_Goal_
Pick every line with "color" from the material below.

start Working data

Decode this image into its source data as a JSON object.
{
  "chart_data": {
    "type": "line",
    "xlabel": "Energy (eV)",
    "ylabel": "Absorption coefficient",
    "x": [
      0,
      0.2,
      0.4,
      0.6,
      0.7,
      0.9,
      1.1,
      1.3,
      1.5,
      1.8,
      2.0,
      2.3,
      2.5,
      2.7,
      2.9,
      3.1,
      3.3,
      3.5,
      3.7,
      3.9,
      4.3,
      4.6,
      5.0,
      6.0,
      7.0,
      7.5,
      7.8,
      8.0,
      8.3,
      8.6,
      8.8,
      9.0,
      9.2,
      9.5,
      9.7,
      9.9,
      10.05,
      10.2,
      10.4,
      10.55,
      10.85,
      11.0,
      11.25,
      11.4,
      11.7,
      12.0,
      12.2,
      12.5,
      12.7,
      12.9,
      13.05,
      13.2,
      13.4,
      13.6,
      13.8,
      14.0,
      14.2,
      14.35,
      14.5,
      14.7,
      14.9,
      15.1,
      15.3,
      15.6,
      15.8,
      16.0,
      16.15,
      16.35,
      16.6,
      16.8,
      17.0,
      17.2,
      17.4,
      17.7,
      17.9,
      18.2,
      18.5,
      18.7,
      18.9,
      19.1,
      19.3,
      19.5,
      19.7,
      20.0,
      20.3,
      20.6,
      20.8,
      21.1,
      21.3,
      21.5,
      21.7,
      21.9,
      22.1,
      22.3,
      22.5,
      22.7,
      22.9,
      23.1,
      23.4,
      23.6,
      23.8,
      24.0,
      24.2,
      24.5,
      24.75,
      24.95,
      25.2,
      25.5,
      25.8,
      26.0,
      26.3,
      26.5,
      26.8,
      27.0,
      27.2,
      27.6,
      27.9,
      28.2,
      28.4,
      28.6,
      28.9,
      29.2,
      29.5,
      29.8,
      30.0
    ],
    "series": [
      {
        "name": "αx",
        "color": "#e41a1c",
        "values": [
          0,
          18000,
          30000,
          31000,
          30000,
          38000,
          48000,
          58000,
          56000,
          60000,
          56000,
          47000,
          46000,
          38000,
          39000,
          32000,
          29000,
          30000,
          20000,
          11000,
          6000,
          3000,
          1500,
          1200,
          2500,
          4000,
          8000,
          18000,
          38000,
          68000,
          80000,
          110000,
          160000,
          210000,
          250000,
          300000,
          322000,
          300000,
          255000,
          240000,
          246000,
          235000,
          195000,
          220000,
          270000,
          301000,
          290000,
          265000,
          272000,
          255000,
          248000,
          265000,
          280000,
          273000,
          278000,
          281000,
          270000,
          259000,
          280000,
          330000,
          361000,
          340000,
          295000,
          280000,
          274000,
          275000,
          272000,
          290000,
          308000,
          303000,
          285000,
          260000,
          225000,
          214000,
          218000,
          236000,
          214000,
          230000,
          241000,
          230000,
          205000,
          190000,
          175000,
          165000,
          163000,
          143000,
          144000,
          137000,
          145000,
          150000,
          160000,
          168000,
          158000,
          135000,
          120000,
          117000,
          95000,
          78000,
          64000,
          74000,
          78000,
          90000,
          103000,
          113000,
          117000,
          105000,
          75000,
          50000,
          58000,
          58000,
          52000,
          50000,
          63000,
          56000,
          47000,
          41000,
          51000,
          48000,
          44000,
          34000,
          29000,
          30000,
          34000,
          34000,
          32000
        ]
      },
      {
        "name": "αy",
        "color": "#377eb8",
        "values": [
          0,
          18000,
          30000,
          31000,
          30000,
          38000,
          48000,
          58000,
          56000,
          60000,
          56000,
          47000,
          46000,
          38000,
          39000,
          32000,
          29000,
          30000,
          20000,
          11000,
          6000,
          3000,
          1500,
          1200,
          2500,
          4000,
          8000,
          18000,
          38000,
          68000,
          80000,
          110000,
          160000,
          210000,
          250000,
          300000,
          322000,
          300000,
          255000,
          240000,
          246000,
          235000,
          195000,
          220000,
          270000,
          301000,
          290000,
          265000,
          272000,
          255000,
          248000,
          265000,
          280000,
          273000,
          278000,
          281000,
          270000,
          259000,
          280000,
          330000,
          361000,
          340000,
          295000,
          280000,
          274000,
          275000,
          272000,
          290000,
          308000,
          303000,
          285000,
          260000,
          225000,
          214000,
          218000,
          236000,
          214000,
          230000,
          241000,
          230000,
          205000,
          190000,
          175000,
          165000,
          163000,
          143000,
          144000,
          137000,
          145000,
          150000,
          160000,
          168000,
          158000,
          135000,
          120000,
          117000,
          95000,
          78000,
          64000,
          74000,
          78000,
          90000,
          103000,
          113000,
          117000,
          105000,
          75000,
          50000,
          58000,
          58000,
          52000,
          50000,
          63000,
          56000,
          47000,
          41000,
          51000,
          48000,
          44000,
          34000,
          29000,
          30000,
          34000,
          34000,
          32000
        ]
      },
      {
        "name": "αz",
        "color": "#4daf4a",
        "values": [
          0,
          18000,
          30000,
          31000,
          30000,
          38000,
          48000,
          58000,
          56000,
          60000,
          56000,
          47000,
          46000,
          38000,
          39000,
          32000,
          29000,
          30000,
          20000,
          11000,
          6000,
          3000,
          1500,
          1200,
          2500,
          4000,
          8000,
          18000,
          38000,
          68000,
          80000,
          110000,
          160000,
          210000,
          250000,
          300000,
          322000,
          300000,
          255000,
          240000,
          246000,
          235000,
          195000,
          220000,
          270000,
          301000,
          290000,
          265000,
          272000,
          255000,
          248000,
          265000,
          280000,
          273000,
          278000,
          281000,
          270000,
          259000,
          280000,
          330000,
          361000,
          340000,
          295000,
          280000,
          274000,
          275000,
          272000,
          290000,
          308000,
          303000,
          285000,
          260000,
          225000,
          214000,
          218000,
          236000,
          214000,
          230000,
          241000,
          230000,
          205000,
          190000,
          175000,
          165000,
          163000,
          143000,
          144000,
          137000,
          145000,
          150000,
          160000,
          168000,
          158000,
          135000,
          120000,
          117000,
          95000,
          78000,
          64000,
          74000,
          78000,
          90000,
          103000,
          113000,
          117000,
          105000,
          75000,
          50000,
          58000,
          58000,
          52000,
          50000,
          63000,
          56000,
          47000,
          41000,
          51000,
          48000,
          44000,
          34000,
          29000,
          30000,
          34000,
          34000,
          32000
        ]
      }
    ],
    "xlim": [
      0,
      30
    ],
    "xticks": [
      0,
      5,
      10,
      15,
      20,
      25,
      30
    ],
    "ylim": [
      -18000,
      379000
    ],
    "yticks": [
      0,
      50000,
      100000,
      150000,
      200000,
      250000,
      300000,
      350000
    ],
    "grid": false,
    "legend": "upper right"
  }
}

end Working data

_Problem solution_
        "color": "#e41a1c",
        "color": "#377eb8",
        "color": "#4daf4a",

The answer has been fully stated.